== STATED TASK ==
Copy, in full, each line of the material that holds the word "returns".

== THE DATA ==
______
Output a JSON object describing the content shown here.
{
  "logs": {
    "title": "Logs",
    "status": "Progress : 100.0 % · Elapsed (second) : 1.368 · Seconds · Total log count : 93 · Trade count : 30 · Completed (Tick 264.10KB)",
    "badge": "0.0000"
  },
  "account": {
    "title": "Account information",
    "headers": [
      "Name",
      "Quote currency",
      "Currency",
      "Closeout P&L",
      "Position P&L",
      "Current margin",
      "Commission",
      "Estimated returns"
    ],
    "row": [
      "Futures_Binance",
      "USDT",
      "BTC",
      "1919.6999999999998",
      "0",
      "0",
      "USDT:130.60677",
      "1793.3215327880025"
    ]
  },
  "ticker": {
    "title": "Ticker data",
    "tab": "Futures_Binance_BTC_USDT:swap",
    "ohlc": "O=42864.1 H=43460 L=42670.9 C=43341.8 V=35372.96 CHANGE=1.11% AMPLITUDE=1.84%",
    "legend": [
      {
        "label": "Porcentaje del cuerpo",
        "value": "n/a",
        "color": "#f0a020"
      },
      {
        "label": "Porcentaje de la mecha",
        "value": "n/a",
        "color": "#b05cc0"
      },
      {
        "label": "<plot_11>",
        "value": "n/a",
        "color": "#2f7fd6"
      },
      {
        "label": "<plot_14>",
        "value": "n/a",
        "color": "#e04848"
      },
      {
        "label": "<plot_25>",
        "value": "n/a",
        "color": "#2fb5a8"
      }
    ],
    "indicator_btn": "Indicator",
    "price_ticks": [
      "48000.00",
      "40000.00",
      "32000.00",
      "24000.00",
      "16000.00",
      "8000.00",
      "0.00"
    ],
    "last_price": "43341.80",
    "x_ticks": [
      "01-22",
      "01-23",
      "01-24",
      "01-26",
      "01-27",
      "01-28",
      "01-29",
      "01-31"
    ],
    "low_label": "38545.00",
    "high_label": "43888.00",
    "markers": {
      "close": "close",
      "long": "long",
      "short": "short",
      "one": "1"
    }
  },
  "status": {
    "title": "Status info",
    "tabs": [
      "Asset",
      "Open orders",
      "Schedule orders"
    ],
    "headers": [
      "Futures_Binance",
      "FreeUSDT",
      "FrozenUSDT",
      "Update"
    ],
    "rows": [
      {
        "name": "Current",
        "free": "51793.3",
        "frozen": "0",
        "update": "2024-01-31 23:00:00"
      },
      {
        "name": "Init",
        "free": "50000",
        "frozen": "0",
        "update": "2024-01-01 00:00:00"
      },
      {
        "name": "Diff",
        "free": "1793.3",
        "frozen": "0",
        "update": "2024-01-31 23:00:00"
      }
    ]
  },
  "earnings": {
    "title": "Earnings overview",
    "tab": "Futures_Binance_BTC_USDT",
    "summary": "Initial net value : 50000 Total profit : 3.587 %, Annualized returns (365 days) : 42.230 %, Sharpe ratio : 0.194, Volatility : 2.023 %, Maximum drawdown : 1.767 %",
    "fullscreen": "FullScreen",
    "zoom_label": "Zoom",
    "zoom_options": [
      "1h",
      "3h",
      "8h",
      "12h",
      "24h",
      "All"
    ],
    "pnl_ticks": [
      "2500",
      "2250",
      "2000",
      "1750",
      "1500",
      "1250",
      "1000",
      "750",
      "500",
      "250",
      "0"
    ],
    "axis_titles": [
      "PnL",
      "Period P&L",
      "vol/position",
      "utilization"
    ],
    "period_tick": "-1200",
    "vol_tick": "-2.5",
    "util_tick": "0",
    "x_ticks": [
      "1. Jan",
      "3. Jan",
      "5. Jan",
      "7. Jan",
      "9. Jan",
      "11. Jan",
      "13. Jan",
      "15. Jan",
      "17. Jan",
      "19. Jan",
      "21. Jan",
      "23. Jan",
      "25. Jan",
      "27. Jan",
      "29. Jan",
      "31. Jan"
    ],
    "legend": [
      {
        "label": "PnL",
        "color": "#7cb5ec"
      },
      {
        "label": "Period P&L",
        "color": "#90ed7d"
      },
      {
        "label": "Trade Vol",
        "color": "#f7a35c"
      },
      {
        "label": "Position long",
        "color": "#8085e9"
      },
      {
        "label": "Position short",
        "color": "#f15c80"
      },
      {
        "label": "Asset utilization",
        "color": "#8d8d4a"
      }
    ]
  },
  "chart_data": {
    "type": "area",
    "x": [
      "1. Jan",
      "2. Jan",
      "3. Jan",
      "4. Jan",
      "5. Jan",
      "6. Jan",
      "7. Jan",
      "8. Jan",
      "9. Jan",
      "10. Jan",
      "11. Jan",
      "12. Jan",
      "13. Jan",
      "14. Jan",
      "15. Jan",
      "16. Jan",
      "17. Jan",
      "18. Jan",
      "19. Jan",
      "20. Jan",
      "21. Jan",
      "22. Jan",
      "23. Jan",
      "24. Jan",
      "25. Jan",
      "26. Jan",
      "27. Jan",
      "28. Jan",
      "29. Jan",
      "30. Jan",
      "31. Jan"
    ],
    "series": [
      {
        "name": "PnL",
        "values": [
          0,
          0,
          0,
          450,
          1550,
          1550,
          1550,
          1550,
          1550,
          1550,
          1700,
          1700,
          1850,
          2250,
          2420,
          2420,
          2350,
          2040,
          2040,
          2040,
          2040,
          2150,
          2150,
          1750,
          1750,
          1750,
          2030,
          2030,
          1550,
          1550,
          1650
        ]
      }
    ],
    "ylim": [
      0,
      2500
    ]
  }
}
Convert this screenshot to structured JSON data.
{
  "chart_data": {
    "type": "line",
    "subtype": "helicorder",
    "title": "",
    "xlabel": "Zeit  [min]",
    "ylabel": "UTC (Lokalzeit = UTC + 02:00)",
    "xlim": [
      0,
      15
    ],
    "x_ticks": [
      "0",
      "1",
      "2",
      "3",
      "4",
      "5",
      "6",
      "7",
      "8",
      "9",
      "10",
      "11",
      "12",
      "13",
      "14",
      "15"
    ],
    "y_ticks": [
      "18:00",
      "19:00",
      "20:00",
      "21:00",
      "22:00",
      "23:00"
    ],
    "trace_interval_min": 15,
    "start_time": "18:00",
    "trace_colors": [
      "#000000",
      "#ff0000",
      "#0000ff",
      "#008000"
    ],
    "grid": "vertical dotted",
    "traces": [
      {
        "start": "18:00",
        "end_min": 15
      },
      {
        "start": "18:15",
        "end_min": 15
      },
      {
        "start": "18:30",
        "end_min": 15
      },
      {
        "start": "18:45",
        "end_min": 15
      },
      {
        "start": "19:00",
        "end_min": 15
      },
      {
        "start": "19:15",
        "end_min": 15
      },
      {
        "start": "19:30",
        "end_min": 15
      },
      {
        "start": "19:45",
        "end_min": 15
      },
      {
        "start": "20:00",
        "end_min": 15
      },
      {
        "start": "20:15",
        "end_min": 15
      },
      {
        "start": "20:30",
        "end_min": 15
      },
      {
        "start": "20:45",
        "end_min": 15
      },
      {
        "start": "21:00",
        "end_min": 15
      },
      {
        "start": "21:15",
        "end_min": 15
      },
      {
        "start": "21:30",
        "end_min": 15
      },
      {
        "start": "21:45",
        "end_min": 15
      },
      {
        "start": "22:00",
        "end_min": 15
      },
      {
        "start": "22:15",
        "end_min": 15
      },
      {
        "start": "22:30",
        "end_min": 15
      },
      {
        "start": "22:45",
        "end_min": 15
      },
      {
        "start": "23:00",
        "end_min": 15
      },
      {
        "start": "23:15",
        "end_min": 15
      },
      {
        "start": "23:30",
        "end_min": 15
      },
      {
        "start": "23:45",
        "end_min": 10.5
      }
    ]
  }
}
______
== TASK OUTPUT ==
      "Estimated returns"
    "summary": "Initial net value : 50000 Total profit : 3.587 %, Annualized returns (365 days) : 42.230 %, Sharpe ratio : 0.194, Volatility : 2.023 %, Maximum drawdown : 1.767 %",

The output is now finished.